■ WHAT YOU SHOULD DO ■
Exclude the pictures and return every line exactly as written.

■ DATA EXTRACT ■

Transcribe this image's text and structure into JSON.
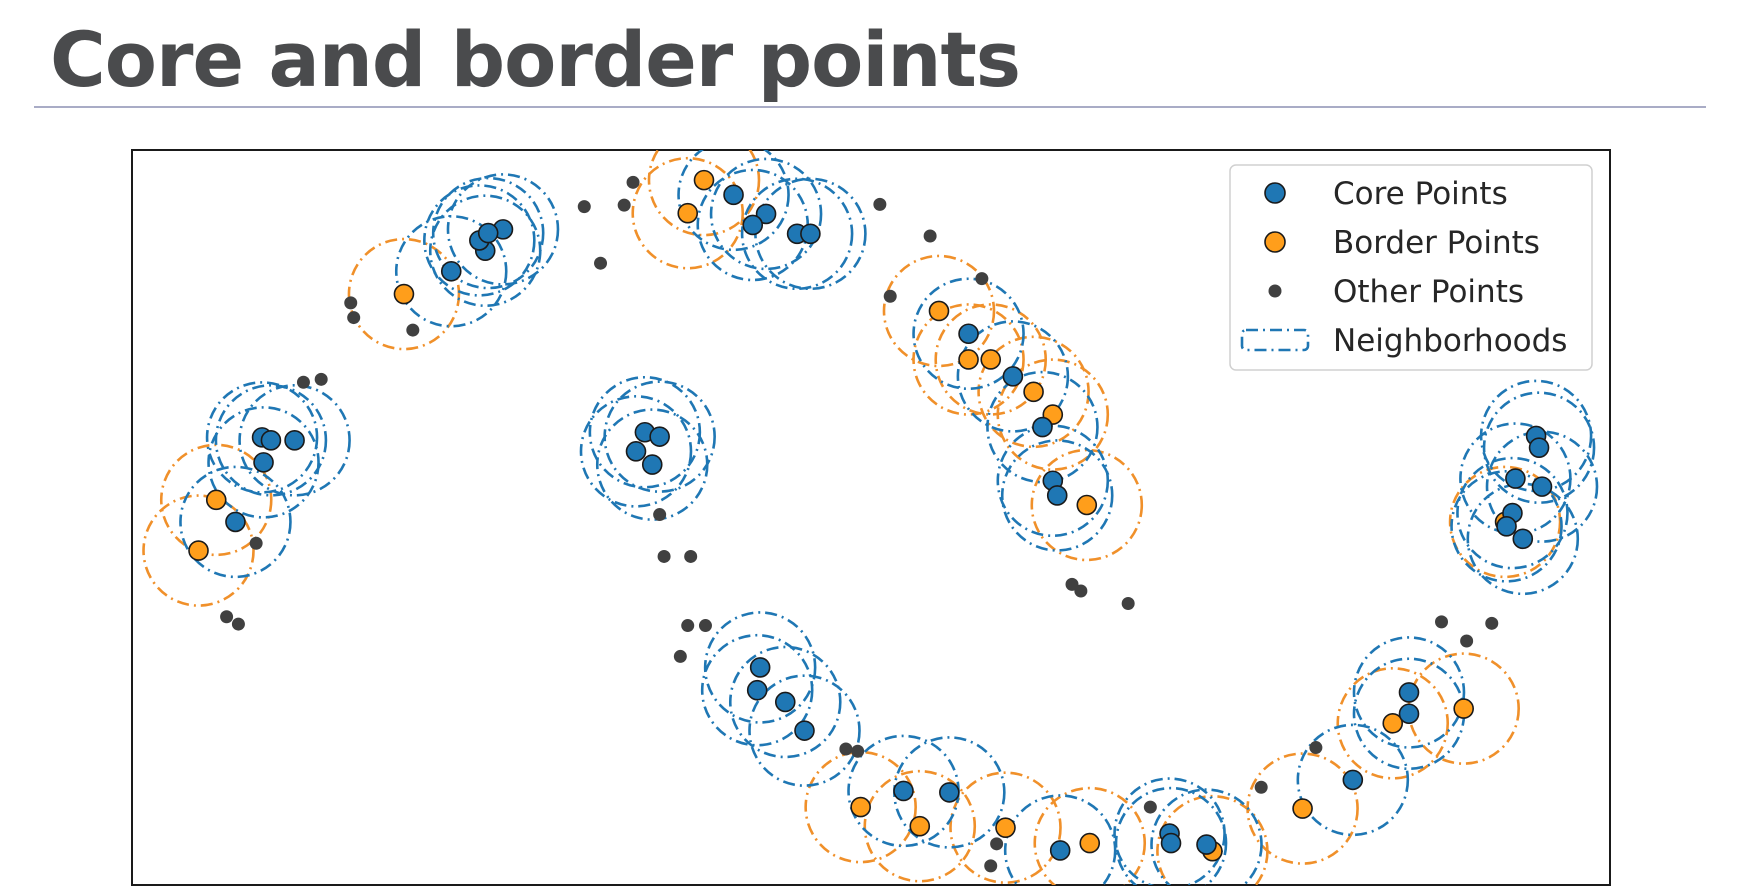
{
  "title": "Core and border points",
  "chart_data": {
    "type": "scatter",
    "title": "",
    "xlabel": "",
    "ylabel": "",
    "xlim": [
      0,
      100
    ],
    "ylim": [
      0,
      100
    ],
    "grid": false,
    "legend_position": "top-right",
    "colors": {
      "core": "#1f77b4",
      "border": "#ff9e1b",
      "other": "#404040",
      "neighborhood_core": "#1f77b4",
      "neighborhood_border": "#f0902a"
    },
    "series": [
      {
        "name": "Core Points",
        "kind": "core",
        "points": [
          [
            8.8,
            60.9
          ],
          [
            9.4,
            60.5
          ],
          [
            11.0,
            60.5
          ],
          [
            8.9,
            57.5
          ],
          [
            7.0,
            49.4
          ],
          [
            21.6,
            83.5
          ],
          [
            23.9,
            86.3
          ],
          [
            23.5,
            87.7
          ],
          [
            25.1,
            89.2
          ],
          [
            24.1,
            88.7
          ],
          [
            35.2,
            57.2
          ],
          [
            34.7,
            61.6
          ],
          [
            35.7,
            61.0
          ],
          [
            34.1,
            59.0
          ],
          [
            40.7,
            93.9
          ],
          [
            42.9,
            91.3
          ],
          [
            42.0,
            89.8
          ],
          [
            45.0,
            88.6
          ],
          [
            45.9,
            88.6
          ],
          [
            56.6,
            75.0
          ],
          [
            59.6,
            69.2
          ],
          [
            61.6,
            62.3
          ],
          [
            62.3,
            55.0
          ],
          [
            62.6,
            53.0
          ],
          [
            42.5,
            29.6
          ],
          [
            42.3,
            26.5
          ],
          [
            44.2,
            24.9
          ],
          [
            45.5,
            21.0
          ],
          [
            52.2,
            12.8
          ],
          [
            55.3,
            12.6
          ],
          [
            62.8,
            4.7
          ],
          [
            70.2,
            7.0
          ],
          [
            72.7,
            5.5
          ],
          [
            70.3,
            5.7
          ],
          [
            82.6,
            14.3
          ],
          [
            86.4,
            26.2
          ],
          [
            86.4,
            23.3
          ],
          [
            95.0,
            61.1
          ],
          [
            95.2,
            59.5
          ],
          [
            93.6,
            55.3
          ],
          [
            95.4,
            54.2
          ],
          [
            93.4,
            50.6
          ],
          [
            93.0,
            48.8
          ],
          [
            94.1,
            47.1
          ]
        ]
      },
      {
        "name": "Border Points",
        "kind": "border",
        "points": [
          [
            5.7,
            52.4
          ],
          [
            4.5,
            45.5
          ],
          [
            18.4,
            80.4
          ],
          [
            38.7,
            95.9
          ],
          [
            37.6,
            91.4
          ],
          [
            54.6,
            78.1
          ],
          [
            56.6,
            71.5
          ],
          [
            58.1,
            71.5
          ],
          [
            61.0,
            67.1
          ],
          [
            62.3,
            64.0
          ],
          [
            64.6,
            51.7
          ],
          [
            49.3,
            10.6
          ],
          [
            53.3,
            8.0
          ],
          [
            59.1,
            7.8
          ],
          [
            64.8,
            5.7
          ],
          [
            73.1,
            4.6
          ],
          [
            79.2,
            10.4
          ],
          [
            85.3,
            22.0
          ],
          [
            90.1,
            24.0
          ],
          [
            92.9,
            49.4
          ]
        ]
      },
      {
        "name": "Other Points",
        "kind": "other",
        "points": [
          [
            15.0,
            77.2
          ],
          [
            14.8,
            79.2
          ],
          [
            19.0,
            75.5
          ],
          [
            11.6,
            68.4
          ],
          [
            12.8,
            68.8
          ],
          [
            8.4,
            46.5
          ],
          [
            6.4,
            36.5
          ],
          [
            7.2,
            35.5
          ],
          [
            30.6,
            92.3
          ],
          [
            33.3,
            92.5
          ],
          [
            31.7,
            84.6
          ],
          [
            33.9,
            95.6
          ],
          [
            35.7,
            50.4
          ],
          [
            36.0,
            44.7
          ],
          [
            37.8,
            44.7
          ],
          [
            50.6,
            92.6
          ],
          [
            54.0,
            88.3
          ],
          [
            57.5,
            82.5
          ],
          [
            51.3,
            80.1
          ],
          [
            63.6,
            40.9
          ],
          [
            64.2,
            40.0
          ],
          [
            67.4,
            38.3
          ],
          [
            37.6,
            35.3
          ],
          [
            38.8,
            35.3
          ],
          [
            37.1,
            31.1
          ],
          [
            48.3,
            18.5
          ],
          [
            49.1,
            18.2
          ],
          [
            58.5,
            5.6
          ],
          [
            68.9,
            10.6
          ],
          [
            76.4,
            13.3
          ],
          [
            80.1,
            18.7
          ],
          [
            88.6,
            35.8
          ],
          [
            90.3,
            33.2
          ],
          [
            92.0,
            35.6
          ],
          [
            58.1,
            2.6
          ]
        ]
      }
    ],
    "legend": [
      {
        "label": "Core Points",
        "kind": "core"
      },
      {
        "label": "Border Points",
        "kind": "border"
      },
      {
        "label": "Other Points",
        "kind": "other"
      },
      {
        "label": "Neighborhoods",
        "kind": "neighborhood"
      }
    ]
  }
}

■ REPLY TO THE TASK ■
Transcribe this image's text and structure into JSON.
{
  "title": "Core and border points",
  "chart_data": {
    "type": "scatter",
    "title": "",
    "xlabel": "",
    "ylabel": "",
    "xlim": [
      0,
      100
    ],
    "ylim": [
      0,
      100
    ],
    "grid": false,
    "legend_position": "top-right",
    "colors": {
      "core": "#1f77b4",
      "border": "#ff9e1b",
      "other": "#404040",
      "neighborhood_core": "#1f77b4",
      "neighborhood_border": "#f0902a"
    },
    "series": [
      {
        "name": "Core Points",
        "kind": "core",
        "points": [
          [
            8.8,
            60.9
          ],
          [
            9.4,
            60.5
          ],
          [
            11.0,
            60.5
          ],
          [
            8.9,
            57.5
          ],
          [
            7.0,
            49.4
          ],
          [
            21.6,
            83.5
          ],
          [
            23.9,
            86.3
          ],
          [
            23.5,
            87.7
          ],
          [
            25.1,
            89.2
          ],
          [
            24.1,
            88.7
          ],
          [
            35.2,
            57.2
          ],
          [
            34.7,
            61.6
          ],
          [
            35.7,
            61.0
          ],
          [
            34.1,
            59.0
          ],
          [
            40.7,
            93.9
          ],
          [
            42.9,
            91.3
          ],
          [
            42.0,
            89.8
          ],
          [
            45.0,
            88.6
          ],
          [
            45.9,
            88.6
          ],
          [
            56.6,
            75.0
          ],
          [
            59.6,
            69.2
          ],
          [
            61.6,
            62.3
          ],
          [
            62.3,
            55.0
          ],
          [
            62.6,
            53.0
          ],
          [
            42.5,
            29.6
          ],
          [
            42.3,
            26.5
          ],
          [
            44.2,
            24.9
          ],
          [
            45.5,
            21.0
          ],
          [
            52.2,
            12.8
          ],
          [
            55.3,
            12.6
          ],
          [
            62.8,
            4.7
          ],
          [
            70.2,
            7.0
          ],
          [
            72.7,
            5.5
          ],
          [
            70.3,
            5.7
          ],
          [
            82.6,
            14.3
          ],
          [
            86.4,
            26.2
          ],
          [
            86.4,
            23.3
          ],
          [
            95.0,
            61.1
          ],
          [
            95.2,
            59.5
          ],
          [
            93.6,
            55.3
          ],
          [
            95.4,
            54.2
          ],
          [
            93.4,
            50.6
          ],
          [
            93.0,
            48.8
          ],
          [
            94.1,
            47.1
          ]
        ]
      },
      {
        "name": "Border Points",
        "kind": "border",
        "points": [
          [
            5.7,
            52.4
          ],
          [
            4.5,
            45.5
          ],
          [
            18.4,
            80.4
          ],
          [
            38.7,
            95.9
          ],
          [
            37.6,
            91.4
          ],
          [
            54.6,
            78.1
          ],
          [
            56.6,
            71.5
          ],
          [
            58.1,
            71.5
          ],
          [
            61.0,
            67.1
          ],
          [
            62.3,
            64.0
          ],
          [
            64.6,
            51.7
          ],
          [
            49.3,
            10.6
          ],
          [
            53.3,
            8.0
          ],
          [
            59.1,
            7.8
          ],
          [
            64.8,
            5.7
          ],
          [
            73.1,
            4.6
          ],
          [
            79.2,
            10.4
          ],
          [
            85.3,
            22.0
          ],
          [
            90.1,
            24.0
          ],
          [
            92.9,
            49.4
          ]
        ]
      },
      {
        "name": "Other Points",
        "kind": "other",
        "points": [
          [
            15.0,
            77.2
          ],
          [
            14.8,
            79.2
          ],
          [
            19.0,
            75.5
          ],
          [
            11.6,
            68.4
          ],
          [
            12.8,
            68.8
          ],
          [
            8.4,
            46.5
          ],
          [
            6.4,
            36.5
          ],
          [
            7.2,
            35.5
          ],
          [
            30.6,
            92.3
          ],
          [
            33.3,
            92.5
          ],
          [
            31.7,
            84.6
          ],
          [
            33.9,
            95.6
          ],
          [
            35.7,
            50.4
          ],
          [
            36.0,
            44.7
          ],
          [
            37.8,
            44.7
          ],
          [
            50.6,
            92.6
          ],
          [
            54.0,
            88.3
          ],
          [
            57.5,
            82.5
          ],
          [
            51.3,
            80.1
          ],
          [
            63.6,
            40.9
          ],
          [
            64.2,
            40.0
          ],
          [
            67.4,
            38.3
          ],
          [
            37.6,
            35.3
          ],
          [
            38.8,
            35.3
          ],
          [
            37.1,
            31.1
          ],
          [
            48.3,
            18.5
          ],
          [
            49.1,
            18.2
          ],
          [
            58.5,
            5.6
          ],
          [
            68.9,
            10.6
          ],
          [
            76.4,
            13.3
          ],
          [
            80.1,
            18.7
          ],
          [
            88.6,
            35.8
          ],
          [
            90.3,
            33.2
          ],
          [
            92.0,
            35.6
          ],
          [
            58.1,
            2.6
          ]
        ]
      }
    ],
    "legend": [
      {
        "label": "Core Points",
        "kind": "core"
      },
      {
        "label": "Border Points",
        "kind": "border"
      },
      {
        "label": "Other Points",
        "kind": "other"
      },
      {
        "label": "Neighborhoods",
        "kind": "neighborhood"
      }
    ]
  }
}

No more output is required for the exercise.